Dataset entries:
☆ ☆ ☆ ☆ ☆
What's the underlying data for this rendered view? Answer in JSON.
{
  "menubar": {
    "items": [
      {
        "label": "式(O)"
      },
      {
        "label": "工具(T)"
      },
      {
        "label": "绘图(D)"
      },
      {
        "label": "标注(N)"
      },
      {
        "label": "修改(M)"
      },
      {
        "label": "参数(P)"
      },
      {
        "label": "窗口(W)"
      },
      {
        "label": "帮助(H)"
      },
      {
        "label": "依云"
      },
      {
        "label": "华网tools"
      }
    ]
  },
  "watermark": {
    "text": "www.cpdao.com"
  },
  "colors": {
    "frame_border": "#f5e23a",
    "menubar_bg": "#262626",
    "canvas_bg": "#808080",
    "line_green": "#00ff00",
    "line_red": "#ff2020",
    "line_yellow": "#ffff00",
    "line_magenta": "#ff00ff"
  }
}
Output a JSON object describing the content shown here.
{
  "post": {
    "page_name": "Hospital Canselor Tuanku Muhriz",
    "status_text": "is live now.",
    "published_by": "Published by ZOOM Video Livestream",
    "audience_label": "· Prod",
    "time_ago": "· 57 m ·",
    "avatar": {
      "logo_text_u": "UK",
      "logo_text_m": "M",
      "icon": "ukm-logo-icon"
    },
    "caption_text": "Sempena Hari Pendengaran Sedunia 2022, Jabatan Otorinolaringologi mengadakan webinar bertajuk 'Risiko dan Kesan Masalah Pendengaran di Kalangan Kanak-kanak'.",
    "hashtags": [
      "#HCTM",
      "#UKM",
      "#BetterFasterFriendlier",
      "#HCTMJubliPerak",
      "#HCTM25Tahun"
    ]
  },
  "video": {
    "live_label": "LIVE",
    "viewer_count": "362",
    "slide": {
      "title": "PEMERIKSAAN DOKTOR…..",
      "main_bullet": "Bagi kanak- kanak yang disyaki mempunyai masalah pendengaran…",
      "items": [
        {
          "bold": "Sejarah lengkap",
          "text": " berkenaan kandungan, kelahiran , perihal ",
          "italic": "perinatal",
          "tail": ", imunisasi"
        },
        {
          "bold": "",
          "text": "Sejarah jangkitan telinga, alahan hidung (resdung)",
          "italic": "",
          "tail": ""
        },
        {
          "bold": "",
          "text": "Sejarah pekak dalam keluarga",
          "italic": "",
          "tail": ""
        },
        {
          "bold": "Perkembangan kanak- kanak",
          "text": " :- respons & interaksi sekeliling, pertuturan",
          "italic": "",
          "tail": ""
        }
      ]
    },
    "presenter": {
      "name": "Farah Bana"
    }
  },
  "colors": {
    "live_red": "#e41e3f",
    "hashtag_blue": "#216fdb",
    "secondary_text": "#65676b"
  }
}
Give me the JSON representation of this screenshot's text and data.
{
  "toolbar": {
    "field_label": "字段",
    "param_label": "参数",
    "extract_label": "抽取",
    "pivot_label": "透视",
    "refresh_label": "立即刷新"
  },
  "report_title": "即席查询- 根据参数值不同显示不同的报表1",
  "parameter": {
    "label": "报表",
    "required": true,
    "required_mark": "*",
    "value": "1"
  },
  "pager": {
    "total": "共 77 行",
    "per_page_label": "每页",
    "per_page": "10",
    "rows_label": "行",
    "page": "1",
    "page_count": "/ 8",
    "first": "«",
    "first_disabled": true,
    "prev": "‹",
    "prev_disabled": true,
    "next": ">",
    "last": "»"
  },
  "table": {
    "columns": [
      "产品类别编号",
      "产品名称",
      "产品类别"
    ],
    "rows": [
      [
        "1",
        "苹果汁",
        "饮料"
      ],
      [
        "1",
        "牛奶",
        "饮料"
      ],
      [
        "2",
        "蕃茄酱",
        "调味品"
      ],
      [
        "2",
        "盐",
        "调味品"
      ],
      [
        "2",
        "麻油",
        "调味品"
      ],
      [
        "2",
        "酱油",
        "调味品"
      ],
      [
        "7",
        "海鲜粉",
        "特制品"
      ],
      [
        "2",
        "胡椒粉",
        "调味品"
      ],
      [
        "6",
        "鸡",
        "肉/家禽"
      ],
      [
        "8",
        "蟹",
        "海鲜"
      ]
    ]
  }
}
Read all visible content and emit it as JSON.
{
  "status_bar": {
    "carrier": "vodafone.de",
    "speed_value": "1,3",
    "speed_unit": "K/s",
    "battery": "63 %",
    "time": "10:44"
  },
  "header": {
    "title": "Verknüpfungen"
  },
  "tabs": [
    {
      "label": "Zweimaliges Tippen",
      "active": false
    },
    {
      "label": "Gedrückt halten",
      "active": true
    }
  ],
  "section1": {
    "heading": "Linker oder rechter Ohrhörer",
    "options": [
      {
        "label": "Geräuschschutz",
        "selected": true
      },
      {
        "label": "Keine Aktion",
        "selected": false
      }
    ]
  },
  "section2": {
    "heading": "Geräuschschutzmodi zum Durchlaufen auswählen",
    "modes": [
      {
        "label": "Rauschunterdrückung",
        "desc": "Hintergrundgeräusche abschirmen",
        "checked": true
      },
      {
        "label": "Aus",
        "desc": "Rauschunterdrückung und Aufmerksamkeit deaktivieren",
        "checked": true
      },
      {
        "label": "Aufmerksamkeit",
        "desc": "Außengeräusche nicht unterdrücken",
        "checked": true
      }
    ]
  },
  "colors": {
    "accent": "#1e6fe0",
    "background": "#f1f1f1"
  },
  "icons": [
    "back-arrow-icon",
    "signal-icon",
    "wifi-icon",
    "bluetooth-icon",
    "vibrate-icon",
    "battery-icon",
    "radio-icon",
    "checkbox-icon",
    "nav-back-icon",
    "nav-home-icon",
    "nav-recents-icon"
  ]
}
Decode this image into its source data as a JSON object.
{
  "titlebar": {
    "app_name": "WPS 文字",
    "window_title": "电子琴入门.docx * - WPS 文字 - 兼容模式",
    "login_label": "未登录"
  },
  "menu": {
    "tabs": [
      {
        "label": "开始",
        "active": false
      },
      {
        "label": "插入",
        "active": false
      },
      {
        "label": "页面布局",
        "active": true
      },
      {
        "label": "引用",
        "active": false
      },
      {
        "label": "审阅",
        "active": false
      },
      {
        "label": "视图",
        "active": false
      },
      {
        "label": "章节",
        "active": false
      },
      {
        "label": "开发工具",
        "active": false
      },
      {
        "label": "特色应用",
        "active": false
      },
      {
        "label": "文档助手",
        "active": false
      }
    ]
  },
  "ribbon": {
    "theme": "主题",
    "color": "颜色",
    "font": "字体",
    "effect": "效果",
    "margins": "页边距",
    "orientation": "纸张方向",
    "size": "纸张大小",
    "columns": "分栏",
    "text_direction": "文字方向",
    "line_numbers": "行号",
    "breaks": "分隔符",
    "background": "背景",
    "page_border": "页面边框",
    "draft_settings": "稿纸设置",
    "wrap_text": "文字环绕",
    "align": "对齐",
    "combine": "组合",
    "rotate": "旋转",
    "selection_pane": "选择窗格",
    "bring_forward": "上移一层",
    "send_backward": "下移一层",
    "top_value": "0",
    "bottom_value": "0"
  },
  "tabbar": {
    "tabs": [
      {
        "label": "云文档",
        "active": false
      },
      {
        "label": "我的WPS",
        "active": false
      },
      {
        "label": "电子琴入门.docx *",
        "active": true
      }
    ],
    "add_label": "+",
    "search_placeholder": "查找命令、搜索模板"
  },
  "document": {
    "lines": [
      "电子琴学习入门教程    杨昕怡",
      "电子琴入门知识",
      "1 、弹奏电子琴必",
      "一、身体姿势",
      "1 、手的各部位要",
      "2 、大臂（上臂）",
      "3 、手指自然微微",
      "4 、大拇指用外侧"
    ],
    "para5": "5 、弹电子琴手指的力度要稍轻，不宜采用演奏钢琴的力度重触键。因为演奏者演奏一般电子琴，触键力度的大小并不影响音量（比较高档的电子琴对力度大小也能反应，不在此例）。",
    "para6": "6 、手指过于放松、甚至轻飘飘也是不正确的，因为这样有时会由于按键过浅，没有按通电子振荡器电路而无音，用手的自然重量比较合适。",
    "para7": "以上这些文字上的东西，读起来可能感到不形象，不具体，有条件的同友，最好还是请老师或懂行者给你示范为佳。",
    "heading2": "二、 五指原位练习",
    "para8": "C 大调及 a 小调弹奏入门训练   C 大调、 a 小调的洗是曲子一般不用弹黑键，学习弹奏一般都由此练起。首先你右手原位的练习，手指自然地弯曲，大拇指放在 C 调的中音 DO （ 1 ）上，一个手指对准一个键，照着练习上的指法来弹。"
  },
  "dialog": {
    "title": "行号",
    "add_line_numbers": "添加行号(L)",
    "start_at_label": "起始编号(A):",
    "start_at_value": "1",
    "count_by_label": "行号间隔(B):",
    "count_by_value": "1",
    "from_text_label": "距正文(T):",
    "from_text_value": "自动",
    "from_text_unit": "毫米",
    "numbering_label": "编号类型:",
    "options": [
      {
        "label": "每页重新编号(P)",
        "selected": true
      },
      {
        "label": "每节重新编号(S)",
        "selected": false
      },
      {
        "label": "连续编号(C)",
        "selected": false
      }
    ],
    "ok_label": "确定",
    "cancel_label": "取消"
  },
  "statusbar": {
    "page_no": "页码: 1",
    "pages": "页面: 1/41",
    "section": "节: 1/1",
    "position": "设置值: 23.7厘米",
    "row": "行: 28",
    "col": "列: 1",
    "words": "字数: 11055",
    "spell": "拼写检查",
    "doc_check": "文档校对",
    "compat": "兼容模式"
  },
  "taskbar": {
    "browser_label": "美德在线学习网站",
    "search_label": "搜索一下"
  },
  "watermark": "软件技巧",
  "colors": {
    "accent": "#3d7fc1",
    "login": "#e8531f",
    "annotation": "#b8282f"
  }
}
☆ ☆ ☆ ☆ ☆
Stated exercise: Look over the listing. Pull out every line with the string "bold" in it.

Task result:
          "bold": "Sejarah lengkap",
          "bold": "",
          "bold": "",
          "bold": "Perkembangan kanak- kanak",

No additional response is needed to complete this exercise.